- [TASK OBJECTIVE]: Set the listing down again in full, word for word, with the pictures left out.

### DATA RECORDS ###

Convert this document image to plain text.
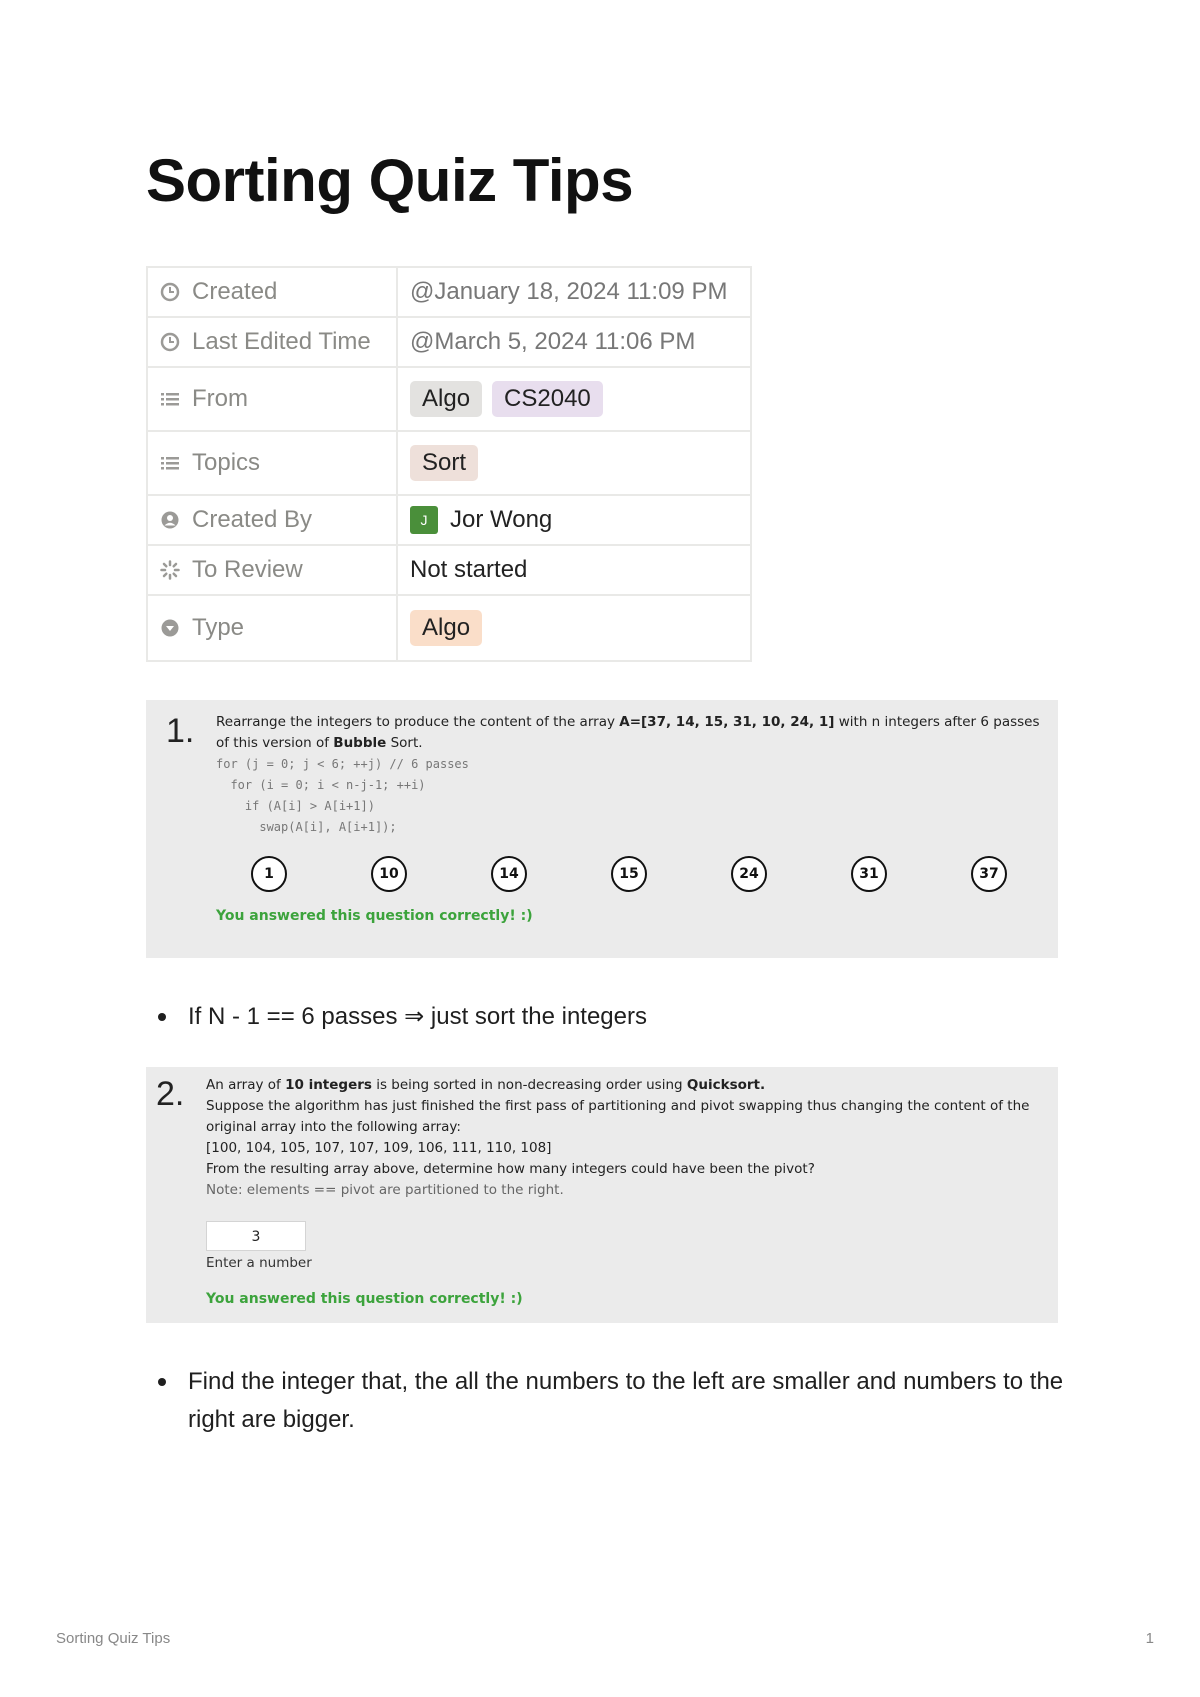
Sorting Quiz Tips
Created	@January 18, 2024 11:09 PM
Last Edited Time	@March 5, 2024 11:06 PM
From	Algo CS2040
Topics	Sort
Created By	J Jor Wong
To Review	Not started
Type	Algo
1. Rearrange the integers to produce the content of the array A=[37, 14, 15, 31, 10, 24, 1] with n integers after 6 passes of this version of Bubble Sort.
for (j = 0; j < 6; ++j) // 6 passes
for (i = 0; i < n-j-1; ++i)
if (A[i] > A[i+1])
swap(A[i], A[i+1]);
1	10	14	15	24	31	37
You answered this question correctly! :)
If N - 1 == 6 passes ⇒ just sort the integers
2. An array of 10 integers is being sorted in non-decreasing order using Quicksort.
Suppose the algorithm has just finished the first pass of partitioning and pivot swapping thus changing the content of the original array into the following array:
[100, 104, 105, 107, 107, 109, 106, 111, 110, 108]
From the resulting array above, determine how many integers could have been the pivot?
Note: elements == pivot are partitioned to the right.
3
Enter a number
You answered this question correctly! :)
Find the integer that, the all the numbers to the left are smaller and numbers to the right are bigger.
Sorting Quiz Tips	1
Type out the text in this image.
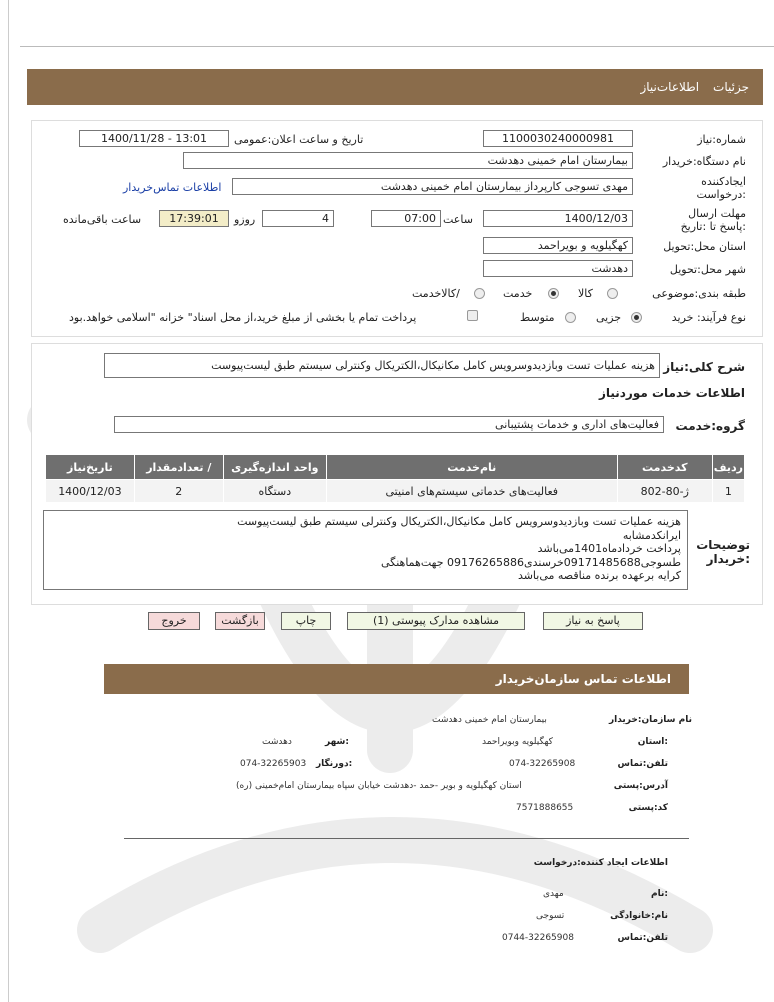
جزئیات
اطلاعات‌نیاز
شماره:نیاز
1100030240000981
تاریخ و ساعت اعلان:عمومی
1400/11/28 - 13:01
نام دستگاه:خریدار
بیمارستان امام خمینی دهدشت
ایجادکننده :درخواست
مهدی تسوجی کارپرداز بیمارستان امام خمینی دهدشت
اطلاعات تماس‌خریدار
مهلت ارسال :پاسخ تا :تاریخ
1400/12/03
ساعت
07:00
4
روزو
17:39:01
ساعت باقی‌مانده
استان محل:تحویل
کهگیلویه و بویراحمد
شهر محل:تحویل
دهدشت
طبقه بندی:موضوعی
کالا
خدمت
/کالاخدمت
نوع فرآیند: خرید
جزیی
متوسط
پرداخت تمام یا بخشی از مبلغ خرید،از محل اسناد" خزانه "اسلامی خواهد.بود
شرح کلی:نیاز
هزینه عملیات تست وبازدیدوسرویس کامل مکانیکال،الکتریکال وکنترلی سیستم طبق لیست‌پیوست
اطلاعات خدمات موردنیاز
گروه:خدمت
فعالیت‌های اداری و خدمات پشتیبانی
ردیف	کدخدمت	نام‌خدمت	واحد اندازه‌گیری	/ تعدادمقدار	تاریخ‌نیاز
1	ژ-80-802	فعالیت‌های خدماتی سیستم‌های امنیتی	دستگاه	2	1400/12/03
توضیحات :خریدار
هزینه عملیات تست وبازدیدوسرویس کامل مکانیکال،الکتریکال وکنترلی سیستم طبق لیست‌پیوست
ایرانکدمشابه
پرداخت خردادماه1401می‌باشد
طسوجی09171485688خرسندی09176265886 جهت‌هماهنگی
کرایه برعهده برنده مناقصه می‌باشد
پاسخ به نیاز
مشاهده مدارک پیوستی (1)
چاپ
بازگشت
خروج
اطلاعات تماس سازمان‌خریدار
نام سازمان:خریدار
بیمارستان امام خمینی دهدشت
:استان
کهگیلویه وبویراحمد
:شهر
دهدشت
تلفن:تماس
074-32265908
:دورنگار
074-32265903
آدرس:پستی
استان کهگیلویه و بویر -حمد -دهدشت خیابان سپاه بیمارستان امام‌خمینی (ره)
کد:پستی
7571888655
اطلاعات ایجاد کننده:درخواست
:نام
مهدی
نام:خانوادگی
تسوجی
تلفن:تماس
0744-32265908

###

- [OUTPUT OF THE TASK]:
Convert this document image to plain text.
Sorting Quiz Tips
Created	@January 18, 2024 11:09 PM
Last Edited Time	@March 5, 2024 11:06 PM
From	Algo CS2040
Topics	Sort
Created By	J Jor Wong
To Review	Not started
Type	Algo
1. Rearrange the integers to produce the content of the array A=[37, 14, 15, 31, 10, 24, 1] with n integers after 6 passes of this version of Bubble Sort.
for (j = 0; j < 6; ++j) // 6 passes
for (i = 0; i < n-j-1; ++i)
if (A[i] > A[i+1])
swap(A[i], A[i+1]);
1	10	14	15	24	31	37
You answered this question correctly! :)
If N - 1 == 6 passes ⇒ just sort the integers
2. An array of 10 integers is being sorted in non-decreasing order using Quicksort.
Suppose the algorithm has just finished the first pass of partitioning and pivot swapping thus changing the content of the original array into the following array:
[100, 104, 105, 107, 107, 109, 106, 111, 110, 108]
From the resulting array above, determine how many integers could have been the pivot?
Note: elements == pivot are partitioned to the right.
3
Enter a number
You answered this question correctly! :)
Find the integer that, the all the numbers to the left are smaller and numbers to the right are bigger.
Sorting Quiz Tips	1
Type out the text in this image.
جزئیات
اطلاعات‌نیاز
شماره:نیاز
1100030240000981
تاریخ و ساعت اعلان:عمومی
1400/11/28 - 13:01
نام دستگاه:خریدار
بیمارستان امام خمینی دهدشت
ایجادکننده :درخواست
مهدی تسوجی کارپرداز بیمارستان امام خمینی دهدشت
اطلاعات تماس‌خریدار
مهلت ارسال :پاسخ تا :تاریخ
1400/12/03
ساعت
07:00
4
روزو
17:39:01
ساعت باقی‌مانده
استان محل:تحویل
کهگیلویه و بویراحمد
شهر محل:تحویل
دهدشت
طبقه بندی:موضوعی
کالا
خدمت
/کالاخدمت
نوع فرآیند: خرید
جزیی
متوسط
پرداخت تمام یا بخشی از مبلغ خرید،از محل اسناد" خزانه "اسلامی خواهد.بود
شرح کلی:نیاز
هزینه عملیات تست وبازدیدوسرویس کامل مکانیکال،الکتریکال وکنترلی سیستم طبق لیست‌پیوست
اطلاعات خدمات موردنیاز
گروه:خدمت
فعالیت‌های اداری و خدمات پشتیبانی
ردیف	کدخدمت	نام‌خدمت	واحد اندازه‌گیری	/ تعدادمقدار	تاریخ‌نیاز
1	ژ-80-802	فعالیت‌های خدماتی سیستم‌های امنیتی	دستگاه	2	1400/12/03
توضیحات :خریدار
هزینه عملیات تست وبازدیدوسرویس کامل مکانیکال،الکتریکال وکنترلی سیستم طبق لیست‌پیوست
ایرانکدمشابه
پرداخت خردادماه1401می‌باشد
طسوجی09171485688خرسندی09176265886 جهت‌هماهنگی
کرایه برعهده برنده مناقصه می‌باشد
پاسخ به نیاز
مشاهده مدارک پیوستی (1)
چاپ
بازگشت
خروج
اطلاعات تماس سازمان‌خریدار
نام سازمان:خریدار
بیمارستان امام خمینی دهدشت
:استان
کهگیلویه وبویراحمد
:شهر
دهدشت
تلفن:تماس
074-32265908
:دورنگار
074-32265903
آدرس:پستی
استان کهگیلویه و بویر -حمد -دهدشت خیابان سپاه بیمارستان امام‌خمینی (ره)
کد:پستی
7571888655
اطلاعات ایجاد کننده:درخواست
:نام
مهدی
نام:خانوادگی
تسوجی
تلفن:تماس
0744-32265908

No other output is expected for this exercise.